[Dataset records]
=======

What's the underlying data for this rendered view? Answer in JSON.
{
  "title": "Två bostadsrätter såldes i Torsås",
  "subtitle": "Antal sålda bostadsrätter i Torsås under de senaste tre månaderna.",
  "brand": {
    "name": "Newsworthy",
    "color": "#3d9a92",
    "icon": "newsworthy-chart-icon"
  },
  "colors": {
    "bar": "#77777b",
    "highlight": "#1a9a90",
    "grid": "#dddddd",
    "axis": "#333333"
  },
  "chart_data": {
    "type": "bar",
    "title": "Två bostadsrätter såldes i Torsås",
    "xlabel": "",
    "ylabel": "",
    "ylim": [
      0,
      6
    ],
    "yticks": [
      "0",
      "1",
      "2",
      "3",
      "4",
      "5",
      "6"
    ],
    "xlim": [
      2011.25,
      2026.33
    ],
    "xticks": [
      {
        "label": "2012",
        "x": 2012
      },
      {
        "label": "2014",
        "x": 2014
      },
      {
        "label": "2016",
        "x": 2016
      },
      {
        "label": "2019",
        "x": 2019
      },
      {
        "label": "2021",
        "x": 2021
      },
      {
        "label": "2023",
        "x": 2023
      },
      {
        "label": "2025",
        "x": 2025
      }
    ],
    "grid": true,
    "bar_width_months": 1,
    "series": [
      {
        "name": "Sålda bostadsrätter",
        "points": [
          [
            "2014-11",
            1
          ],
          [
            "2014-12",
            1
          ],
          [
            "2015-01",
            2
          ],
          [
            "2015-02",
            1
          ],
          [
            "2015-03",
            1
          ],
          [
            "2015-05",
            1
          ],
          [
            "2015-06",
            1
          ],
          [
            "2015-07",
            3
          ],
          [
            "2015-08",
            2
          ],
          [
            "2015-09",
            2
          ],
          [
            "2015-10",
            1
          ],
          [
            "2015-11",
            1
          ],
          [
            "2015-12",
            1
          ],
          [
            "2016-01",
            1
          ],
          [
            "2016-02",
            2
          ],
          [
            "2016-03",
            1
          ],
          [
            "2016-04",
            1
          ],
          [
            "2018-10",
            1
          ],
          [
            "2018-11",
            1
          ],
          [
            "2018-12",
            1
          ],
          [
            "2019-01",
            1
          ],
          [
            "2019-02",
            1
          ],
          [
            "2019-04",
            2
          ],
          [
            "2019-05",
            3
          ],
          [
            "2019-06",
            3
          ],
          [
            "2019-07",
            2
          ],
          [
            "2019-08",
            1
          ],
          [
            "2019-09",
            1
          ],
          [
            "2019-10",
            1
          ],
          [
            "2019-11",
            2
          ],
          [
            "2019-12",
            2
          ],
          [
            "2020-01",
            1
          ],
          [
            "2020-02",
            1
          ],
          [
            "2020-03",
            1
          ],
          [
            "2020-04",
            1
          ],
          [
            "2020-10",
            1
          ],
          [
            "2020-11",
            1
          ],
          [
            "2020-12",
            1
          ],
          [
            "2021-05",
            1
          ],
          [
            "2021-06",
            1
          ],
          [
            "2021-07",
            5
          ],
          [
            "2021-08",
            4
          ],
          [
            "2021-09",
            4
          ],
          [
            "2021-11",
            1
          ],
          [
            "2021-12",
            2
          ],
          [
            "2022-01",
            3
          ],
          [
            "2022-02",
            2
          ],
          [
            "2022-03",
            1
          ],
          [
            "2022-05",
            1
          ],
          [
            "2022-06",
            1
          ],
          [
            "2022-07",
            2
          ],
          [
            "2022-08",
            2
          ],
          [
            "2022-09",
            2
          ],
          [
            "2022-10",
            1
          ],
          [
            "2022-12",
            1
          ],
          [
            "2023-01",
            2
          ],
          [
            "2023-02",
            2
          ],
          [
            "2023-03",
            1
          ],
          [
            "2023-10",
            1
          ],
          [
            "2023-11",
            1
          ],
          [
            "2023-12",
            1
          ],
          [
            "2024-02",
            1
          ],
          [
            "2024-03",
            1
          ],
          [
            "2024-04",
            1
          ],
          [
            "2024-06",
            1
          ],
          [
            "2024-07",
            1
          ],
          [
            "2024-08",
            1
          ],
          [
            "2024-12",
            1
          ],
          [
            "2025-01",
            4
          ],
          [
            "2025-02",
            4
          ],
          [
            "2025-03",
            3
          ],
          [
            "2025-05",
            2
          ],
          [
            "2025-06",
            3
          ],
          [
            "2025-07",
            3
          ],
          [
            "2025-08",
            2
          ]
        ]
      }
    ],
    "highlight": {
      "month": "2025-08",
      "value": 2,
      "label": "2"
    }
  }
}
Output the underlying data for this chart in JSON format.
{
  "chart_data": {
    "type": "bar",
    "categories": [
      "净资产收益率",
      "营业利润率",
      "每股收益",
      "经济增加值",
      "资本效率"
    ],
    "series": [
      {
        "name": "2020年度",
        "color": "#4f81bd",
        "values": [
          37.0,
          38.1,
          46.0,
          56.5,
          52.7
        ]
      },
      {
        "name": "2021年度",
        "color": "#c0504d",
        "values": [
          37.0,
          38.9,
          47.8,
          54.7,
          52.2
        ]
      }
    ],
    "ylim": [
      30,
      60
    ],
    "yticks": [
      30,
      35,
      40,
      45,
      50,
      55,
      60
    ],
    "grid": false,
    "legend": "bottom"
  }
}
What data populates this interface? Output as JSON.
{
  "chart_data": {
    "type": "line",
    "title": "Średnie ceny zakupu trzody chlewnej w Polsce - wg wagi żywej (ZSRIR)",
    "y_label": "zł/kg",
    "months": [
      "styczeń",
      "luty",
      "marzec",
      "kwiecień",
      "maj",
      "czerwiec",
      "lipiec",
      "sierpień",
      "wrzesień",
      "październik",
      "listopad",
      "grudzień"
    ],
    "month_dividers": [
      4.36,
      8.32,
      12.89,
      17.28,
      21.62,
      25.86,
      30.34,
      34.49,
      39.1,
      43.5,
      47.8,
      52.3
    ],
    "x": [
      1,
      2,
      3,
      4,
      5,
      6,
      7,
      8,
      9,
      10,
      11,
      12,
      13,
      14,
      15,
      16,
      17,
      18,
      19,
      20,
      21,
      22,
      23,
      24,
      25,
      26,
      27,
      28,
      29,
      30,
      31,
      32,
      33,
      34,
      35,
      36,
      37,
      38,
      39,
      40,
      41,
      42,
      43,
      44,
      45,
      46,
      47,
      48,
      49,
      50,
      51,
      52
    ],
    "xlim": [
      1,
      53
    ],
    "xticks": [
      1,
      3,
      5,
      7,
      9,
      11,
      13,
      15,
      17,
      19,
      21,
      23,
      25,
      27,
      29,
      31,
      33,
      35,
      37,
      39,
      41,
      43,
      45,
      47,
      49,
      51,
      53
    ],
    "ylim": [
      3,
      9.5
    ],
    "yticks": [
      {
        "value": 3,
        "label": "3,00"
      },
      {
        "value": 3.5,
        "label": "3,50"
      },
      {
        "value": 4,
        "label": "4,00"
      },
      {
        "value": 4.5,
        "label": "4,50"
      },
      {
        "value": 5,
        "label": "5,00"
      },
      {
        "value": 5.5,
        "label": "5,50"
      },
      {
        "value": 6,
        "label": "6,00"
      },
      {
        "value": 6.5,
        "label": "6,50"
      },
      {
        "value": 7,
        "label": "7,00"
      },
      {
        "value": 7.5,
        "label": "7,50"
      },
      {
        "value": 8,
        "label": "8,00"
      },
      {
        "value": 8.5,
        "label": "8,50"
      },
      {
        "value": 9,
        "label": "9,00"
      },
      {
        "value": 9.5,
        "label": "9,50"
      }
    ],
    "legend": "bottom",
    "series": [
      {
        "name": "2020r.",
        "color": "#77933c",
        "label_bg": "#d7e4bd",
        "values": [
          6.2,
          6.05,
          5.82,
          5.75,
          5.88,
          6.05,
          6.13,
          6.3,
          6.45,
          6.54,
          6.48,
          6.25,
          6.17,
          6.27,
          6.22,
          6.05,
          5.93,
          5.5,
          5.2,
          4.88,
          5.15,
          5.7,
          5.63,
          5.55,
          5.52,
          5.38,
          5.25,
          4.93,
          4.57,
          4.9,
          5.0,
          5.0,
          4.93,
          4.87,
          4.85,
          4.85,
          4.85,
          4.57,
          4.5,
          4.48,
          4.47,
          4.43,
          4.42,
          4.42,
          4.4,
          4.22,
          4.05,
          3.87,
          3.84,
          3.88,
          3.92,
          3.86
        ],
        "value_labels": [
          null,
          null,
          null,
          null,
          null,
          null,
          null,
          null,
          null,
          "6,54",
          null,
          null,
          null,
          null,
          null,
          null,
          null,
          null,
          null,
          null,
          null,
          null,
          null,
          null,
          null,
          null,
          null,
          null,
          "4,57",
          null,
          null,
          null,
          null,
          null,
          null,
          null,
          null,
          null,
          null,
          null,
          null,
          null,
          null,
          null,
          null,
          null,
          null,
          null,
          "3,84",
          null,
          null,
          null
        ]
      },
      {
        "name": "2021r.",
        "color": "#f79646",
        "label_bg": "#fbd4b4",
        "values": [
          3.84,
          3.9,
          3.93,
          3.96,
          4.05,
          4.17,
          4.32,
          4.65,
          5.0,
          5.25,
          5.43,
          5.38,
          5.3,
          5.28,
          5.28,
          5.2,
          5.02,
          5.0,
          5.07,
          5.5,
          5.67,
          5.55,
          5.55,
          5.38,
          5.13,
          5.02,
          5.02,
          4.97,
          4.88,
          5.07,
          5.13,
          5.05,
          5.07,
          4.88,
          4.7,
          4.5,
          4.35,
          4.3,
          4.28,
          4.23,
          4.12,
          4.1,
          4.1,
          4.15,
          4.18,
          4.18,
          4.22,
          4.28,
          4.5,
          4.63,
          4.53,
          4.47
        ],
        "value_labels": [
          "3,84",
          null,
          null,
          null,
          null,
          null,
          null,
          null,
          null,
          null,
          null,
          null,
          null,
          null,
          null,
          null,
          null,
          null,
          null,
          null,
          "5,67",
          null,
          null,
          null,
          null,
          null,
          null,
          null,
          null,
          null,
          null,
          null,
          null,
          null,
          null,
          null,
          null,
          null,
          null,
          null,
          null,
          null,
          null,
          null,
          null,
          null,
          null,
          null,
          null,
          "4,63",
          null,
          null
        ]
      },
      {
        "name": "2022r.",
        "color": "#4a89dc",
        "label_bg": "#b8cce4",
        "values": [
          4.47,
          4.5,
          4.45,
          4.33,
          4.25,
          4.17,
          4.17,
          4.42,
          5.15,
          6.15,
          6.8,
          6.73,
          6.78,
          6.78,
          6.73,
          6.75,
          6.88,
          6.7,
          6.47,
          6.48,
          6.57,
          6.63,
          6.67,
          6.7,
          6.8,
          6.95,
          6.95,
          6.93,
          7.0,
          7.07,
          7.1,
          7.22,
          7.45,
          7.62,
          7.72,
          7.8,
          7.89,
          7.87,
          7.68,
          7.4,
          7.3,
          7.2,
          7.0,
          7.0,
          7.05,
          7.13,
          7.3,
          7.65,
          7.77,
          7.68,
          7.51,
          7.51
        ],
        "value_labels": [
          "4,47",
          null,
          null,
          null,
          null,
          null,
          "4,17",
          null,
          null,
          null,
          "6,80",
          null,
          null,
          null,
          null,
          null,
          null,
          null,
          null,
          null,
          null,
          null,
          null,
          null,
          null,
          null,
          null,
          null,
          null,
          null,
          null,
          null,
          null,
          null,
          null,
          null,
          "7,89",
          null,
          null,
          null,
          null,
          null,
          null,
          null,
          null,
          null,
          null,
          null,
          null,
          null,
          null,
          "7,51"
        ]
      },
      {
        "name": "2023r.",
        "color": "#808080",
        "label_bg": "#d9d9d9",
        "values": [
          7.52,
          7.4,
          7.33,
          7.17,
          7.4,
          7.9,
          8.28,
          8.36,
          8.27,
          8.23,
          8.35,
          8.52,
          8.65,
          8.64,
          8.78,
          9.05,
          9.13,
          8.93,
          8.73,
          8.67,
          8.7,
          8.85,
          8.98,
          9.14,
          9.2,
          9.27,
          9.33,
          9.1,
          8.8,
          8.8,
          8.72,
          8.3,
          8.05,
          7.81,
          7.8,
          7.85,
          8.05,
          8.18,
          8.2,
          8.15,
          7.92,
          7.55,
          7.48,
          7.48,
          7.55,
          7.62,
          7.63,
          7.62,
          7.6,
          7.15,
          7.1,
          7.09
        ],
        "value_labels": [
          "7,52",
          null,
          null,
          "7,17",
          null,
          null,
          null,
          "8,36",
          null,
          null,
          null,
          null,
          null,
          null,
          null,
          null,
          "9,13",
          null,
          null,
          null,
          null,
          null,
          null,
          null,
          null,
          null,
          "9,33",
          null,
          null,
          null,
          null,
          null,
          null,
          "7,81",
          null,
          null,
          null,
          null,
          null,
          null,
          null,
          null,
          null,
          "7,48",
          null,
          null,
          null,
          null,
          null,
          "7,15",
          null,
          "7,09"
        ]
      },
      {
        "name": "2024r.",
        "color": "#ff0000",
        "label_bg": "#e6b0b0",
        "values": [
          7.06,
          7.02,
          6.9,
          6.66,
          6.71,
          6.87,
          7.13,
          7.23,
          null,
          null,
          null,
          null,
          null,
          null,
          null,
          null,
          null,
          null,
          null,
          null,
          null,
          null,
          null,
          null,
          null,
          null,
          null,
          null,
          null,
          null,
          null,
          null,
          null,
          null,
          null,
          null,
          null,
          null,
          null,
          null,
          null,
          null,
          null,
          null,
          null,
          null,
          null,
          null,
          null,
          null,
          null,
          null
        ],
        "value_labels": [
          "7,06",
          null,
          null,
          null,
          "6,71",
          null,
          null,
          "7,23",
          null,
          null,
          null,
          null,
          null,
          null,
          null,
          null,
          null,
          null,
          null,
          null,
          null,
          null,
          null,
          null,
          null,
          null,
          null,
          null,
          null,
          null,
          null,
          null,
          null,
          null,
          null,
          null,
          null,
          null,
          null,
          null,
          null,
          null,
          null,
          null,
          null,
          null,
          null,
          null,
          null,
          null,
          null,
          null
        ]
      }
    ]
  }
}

=======

## INSTRUCTION
Show every line of the listing in which the string "JSON" can be found.

## EXERCISE ANSWER
What's the underlying data for this rendered view? Answer in JSON.
Output the underlying data for this chart in JSON format.
What data populates this interface? Output as JSON.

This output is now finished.